» EXTRAIT:
>>>>

Alors que la crise énergétique bat son plein et que les inquiétudes sur le passage de l'hiver se font sentir, il me semble opportun de réaliser une vision globale de la situation économique de l'UE et de la zone euro . Parce que nous avons clairement changé de situation ces trois dernières années . En effet comme nous allons le voir, depuis plusieurs années, la zone euro, sous à férule de l'Allemagne, était devenue une zone structurellement excédentaire sur le plan commercial. À coup de contrition de la demande intérieure, l'Allemagne et ses satellites avaient construit une machine de guerre commerciale. Les pays périphériques latins comme l'Italie ou l'Espagne avaient suivi eux aussi par un effondrement de la demande intérieure. Étrangement, la France bien qu'ayant été tout le long dirigé par des ultralibéraux a laissé filer les déficits commerciaux empêchant en réalité l'euro de grimper de façon excessive. En un sens, l'euro montre en la matière tout son défaut, trop fort pour la France, l'Italie et l'Espagne, il était en même temps beaucoup trop faible pour l'Allemagne. Et cette sous-évaluation monétaire de près de 20 ans se paye aujourd'hui, car l'Allemagne n'a pas eu à s'adapter à la demande mondiale ou à innover . Sa sous-évaluation monétaire l'a ainsi laissé dormir sur son avantage économique apparent pendant que le reste de la zone accumulait dette extérieure et croissance faible. Et comme on va le voir, le modèle allemand de l'excédent va avoir beaucoup de mal à perdurer dans les décennies qui viennent.

 

 

Nous avons donc maintenant une espèce de retour de bâton extrêmement violent . Car les sous-évaluations monétaires ou les surévaluations monétaires lorsqu'elles perdurent longtemps produisent bien souvent de graves déséquilibres à long terme. Il suffit de prendre l'exemple de quelques pays d'Amérique du Sud qui ont souvent la mauvaise idée de coller leur monnaie au dollar à l'image de l'Argentine qui court de crise en crise pour s'en convaincre. Un pays doit impérativement prendre soin de ses grands équilibres et je ne parle pas ici du seul équilibre dont les libéraux vous parlent à tort et à travers, celui des déficits publics, mais plutôt du seul équilibre qui compte vraiment, celui de la balance des paiements et de la balance commerciale. Une nation peut survivre à une dette nationale monstrueuse. Elle peut même la liquider d'un trait de plume si l'envie lui vient . Cela produirait des remous, les rentiers détenteurs de titre hurleraient certainement, mais cela serait vite digéré en réalité. Alors que la dette extérieure qui découle des déficits commerciaux, elle, est un problème entre nations. Un pays qui se débarrasserait de sa dette extérieure ainsi se retrouverait bien en peine d'acheter quoique ce soit à d'autres nations pour un temps assez long. Et étant donné que nous ne sommes pas autosuffisants, nous manquerions alors de beaucoup de chose à commencer par l'énergie.

<<<<

[Entrées enregistrées]
>>>>

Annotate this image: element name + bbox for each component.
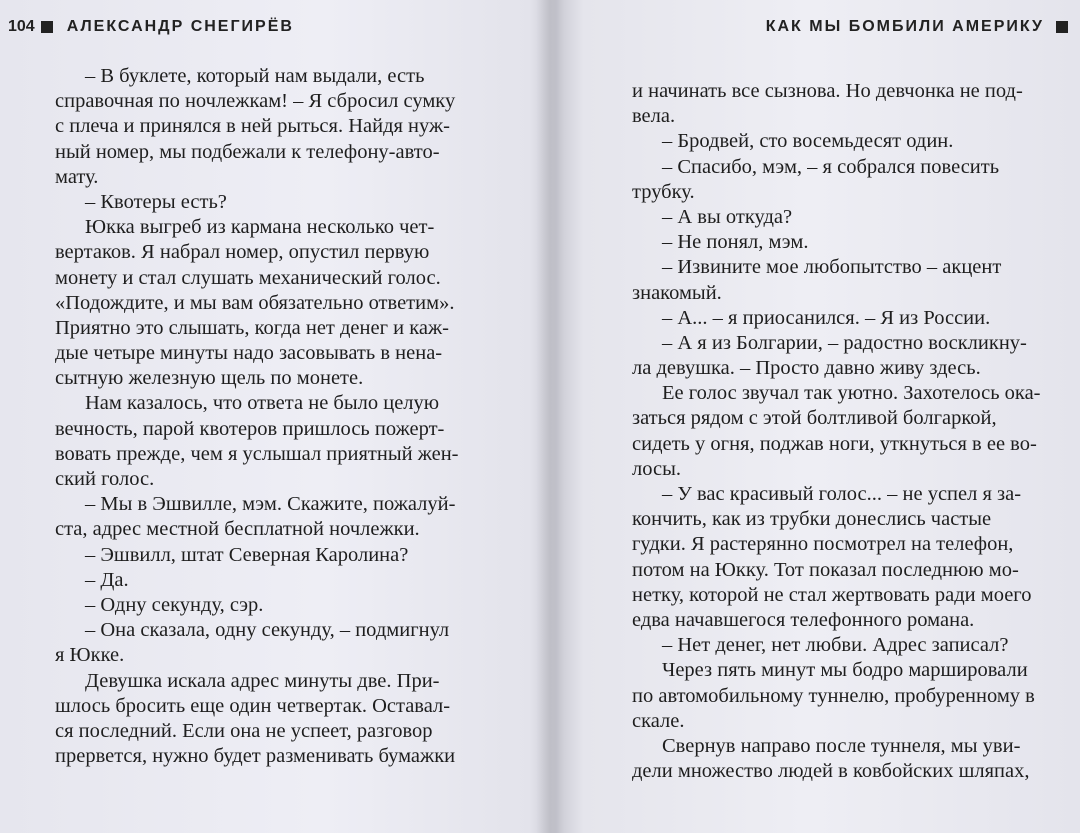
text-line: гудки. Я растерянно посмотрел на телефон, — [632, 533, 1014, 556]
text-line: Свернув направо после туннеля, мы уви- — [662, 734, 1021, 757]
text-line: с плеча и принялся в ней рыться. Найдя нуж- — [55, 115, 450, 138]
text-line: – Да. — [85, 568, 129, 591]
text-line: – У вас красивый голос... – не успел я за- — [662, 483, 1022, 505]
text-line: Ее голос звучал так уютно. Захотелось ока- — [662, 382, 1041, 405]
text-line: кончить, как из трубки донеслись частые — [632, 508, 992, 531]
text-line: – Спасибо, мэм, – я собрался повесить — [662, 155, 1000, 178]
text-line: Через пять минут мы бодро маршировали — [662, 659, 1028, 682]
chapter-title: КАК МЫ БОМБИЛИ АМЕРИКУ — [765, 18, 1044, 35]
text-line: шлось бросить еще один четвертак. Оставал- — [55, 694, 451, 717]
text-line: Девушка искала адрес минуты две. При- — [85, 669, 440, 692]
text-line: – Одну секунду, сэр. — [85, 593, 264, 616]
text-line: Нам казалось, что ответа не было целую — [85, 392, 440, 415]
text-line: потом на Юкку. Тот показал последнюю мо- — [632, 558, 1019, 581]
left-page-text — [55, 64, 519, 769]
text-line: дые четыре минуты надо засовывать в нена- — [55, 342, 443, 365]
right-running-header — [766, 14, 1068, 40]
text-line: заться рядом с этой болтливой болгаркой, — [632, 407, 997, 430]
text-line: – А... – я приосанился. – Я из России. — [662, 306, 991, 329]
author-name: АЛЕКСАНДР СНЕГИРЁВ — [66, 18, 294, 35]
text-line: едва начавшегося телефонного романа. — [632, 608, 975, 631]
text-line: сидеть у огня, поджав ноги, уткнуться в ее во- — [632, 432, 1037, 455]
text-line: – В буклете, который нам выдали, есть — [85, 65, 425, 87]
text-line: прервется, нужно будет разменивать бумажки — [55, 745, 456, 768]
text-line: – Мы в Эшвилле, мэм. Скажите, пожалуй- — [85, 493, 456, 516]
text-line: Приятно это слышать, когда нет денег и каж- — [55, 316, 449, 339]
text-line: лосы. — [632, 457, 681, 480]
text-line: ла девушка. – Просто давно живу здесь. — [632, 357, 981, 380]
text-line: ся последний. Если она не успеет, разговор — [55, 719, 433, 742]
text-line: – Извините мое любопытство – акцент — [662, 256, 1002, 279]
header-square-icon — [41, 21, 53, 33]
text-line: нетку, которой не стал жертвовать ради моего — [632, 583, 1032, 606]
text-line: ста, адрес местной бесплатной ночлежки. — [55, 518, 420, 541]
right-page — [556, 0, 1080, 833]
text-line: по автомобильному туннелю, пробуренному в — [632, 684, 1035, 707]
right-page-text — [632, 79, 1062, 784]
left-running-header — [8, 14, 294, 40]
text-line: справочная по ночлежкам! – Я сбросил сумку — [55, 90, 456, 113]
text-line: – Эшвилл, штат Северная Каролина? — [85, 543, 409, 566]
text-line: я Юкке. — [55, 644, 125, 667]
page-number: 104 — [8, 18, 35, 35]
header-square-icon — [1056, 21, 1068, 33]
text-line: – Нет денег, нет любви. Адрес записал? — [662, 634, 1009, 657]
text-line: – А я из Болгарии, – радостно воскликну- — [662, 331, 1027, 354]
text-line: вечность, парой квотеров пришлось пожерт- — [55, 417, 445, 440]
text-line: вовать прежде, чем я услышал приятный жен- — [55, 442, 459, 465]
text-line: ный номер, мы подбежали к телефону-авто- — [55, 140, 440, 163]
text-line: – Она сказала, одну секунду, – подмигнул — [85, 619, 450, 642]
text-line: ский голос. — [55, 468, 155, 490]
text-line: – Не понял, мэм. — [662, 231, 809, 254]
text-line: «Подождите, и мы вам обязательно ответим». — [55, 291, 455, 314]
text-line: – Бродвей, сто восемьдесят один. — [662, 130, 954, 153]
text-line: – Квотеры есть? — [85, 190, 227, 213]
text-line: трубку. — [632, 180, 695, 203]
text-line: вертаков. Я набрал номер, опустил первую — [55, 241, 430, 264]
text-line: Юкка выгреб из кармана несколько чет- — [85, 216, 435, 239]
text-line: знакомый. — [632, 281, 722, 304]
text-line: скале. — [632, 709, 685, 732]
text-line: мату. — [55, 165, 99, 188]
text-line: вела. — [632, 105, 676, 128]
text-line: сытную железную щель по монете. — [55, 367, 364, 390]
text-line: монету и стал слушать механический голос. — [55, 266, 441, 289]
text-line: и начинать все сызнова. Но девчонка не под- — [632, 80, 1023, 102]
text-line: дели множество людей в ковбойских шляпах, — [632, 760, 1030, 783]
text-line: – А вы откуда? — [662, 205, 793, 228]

<<<<

» VOTRE TÂCHE: D'après l'extrait sur la zone euro, quel est le seul équilibre qui compte vraiment ?

» RÉPONSE ATTENDUE: Celui de la balance des paiements et de la balance commerciale.